(Extracts from a graphics dataset)
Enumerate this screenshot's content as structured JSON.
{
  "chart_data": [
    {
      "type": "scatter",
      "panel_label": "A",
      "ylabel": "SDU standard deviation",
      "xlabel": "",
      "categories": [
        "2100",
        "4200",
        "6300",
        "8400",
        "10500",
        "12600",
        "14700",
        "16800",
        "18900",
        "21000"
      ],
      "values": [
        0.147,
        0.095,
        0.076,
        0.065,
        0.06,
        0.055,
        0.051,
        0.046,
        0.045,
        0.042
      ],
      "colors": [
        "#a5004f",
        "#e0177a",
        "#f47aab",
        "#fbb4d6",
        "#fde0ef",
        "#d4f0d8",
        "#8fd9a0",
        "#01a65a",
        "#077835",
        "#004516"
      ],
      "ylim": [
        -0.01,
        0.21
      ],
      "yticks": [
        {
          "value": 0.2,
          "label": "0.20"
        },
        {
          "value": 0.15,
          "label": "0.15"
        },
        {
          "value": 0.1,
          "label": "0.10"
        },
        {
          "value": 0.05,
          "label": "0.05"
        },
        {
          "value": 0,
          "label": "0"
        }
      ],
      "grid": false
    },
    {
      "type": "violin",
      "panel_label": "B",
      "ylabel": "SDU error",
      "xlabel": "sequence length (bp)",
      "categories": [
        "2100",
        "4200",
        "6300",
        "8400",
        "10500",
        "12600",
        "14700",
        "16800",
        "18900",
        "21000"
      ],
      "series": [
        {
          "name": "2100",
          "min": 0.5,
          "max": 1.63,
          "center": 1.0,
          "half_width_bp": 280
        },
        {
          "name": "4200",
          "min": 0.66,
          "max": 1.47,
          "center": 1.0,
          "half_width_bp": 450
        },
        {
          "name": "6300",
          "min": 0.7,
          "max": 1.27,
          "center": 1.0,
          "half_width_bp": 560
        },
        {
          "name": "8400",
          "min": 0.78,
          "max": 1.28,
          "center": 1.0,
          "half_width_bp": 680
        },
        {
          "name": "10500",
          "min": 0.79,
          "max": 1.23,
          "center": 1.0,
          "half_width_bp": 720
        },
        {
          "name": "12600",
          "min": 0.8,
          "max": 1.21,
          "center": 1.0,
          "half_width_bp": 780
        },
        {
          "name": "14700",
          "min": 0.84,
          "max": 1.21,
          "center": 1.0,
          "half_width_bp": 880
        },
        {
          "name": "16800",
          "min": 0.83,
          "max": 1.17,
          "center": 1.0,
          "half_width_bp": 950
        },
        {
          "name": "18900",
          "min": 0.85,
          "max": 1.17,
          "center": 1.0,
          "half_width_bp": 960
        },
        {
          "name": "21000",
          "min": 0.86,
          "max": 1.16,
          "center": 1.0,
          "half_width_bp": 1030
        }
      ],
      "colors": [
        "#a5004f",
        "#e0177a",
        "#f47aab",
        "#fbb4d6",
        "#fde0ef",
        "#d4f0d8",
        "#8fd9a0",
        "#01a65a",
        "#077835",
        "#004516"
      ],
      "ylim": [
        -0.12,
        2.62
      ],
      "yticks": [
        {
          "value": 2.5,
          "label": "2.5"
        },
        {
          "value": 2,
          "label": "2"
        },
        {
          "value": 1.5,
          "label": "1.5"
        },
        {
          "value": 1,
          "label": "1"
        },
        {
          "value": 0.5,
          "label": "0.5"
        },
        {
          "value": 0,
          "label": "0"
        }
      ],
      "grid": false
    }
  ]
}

▸ TASK INSTRUCTIONS:
Repeat each record in full; every line must match exactly.

▸ THE REPLY:
Enumerate this screenshot's content as structured JSON.
{
  "chart_data": [
    {
      "type": "scatter",
      "panel_label": "A",
      "ylabel": "SDU standard deviation",
      "xlabel": "",
      "categories": [
        "2100",
        "4200",
        "6300",
        "8400",
        "10500",
        "12600",
        "14700",
        "16800",
        "18900",
        "21000"
      ],
      "values": [
        0.147,
        0.095,
        0.076,
        0.065,
        0.06,
        0.055,
        0.051,
        0.046,
        0.045,
        0.042
      ],
      "colors": [
        "#a5004f",
        "#e0177a",
        "#f47aab",
        "#fbb4d6",
        "#fde0ef",
        "#d4f0d8",
        "#8fd9a0",
        "#01a65a",
        "#077835",
        "#004516"
      ],
      "ylim": [
        -0.01,
        0.21
      ],
      "yticks": [
        {
          "value": 0.2,
          "label": "0.20"
        },
        {
          "value": 0.15,
          "label": "0.15"
        },
        {
          "value": 0.1,
          "label": "0.10"
        },
        {
          "value": 0.05,
          "label": "0.05"
        },
        {
          "value": 0,
          "label": "0"
        }
      ],
      "grid": false
    },
    {
      "type": "violin",
      "panel_label": "B",
      "ylabel": "SDU error",
      "xlabel": "sequence length (bp)",
      "categories": [
        "2100",
        "4200",
        "6300",
        "8400",
        "10500",
        "12600",
        "14700",
        "16800",
        "18900",
        "21000"
      ],
      "series": [
        {
          "name": "2100",
          "min": 0.5,
          "max": 1.63,
          "center": 1.0,
          "half_width_bp": 280
        },
        {
          "name": "4200",
          "min": 0.66,
          "max": 1.47,
          "center": 1.0,
          "half_width_bp": 450
        },
        {
          "name": "6300",
          "min": 0.7,
          "max": 1.27,
          "center": 1.0,
          "half_width_bp": 560
        },
        {
          "name": "8400",
          "min": 0.78,
          "max": 1.28,
          "center": 1.0,
          "half_width_bp": 680
        },
        {
          "name": "10500",
          "min": 0.79,
          "max": 1.23,
          "center": 1.0,
          "half_width_bp": 720
        },
        {
          "name": "12600",
          "min": 0.8,
          "max": 1.21,
          "center": 1.0,
          "half_width_bp": 780
        },
        {
          "name": "14700",
          "min": 0.84,
          "max": 1.21,
          "center": 1.0,
          "half_width_bp": 880
        },
        {
          "name": "16800",
          "min": 0.83,
          "max": 1.17,
          "center": 1.0,
          "half_width_bp": 950
        },
        {
          "name": "18900",
          "min": 0.85,
          "max": 1.17,
          "center": 1.0,
          "half_width_bp": 960
        },
        {
          "name": "21000",
          "min": 0.86,
          "max": 1.16,
          "center": 1.0,
          "half_width_bp": 1030
        }
      ],
      "colors": [
        "#a5004f",
        "#e0177a",
        "#f47aab",
        "#fbb4d6",
        "#fde0ef",
        "#d4f0d8",
        "#8fd9a0",
        "#01a65a",
        "#077835",
        "#004516"
      ],
      "ylim": [
        -0.12,
        2.62
      ],
      "yticks": [
        {
          "value": 2.5,
          "label": "2.5"
        },
        {
          "value": 2,
          "label": "2"
        },
        {
          "value": 1.5,
          "label": "1.5"
        },
        {
          "value": 1,
          "label": "1"
        },
        {
          "value": 0.5,
          "label": "0.5"
        },
        {
          "value": 0,
          "label": "0"
        }
      ],
      "grid": false
    }
  ]
}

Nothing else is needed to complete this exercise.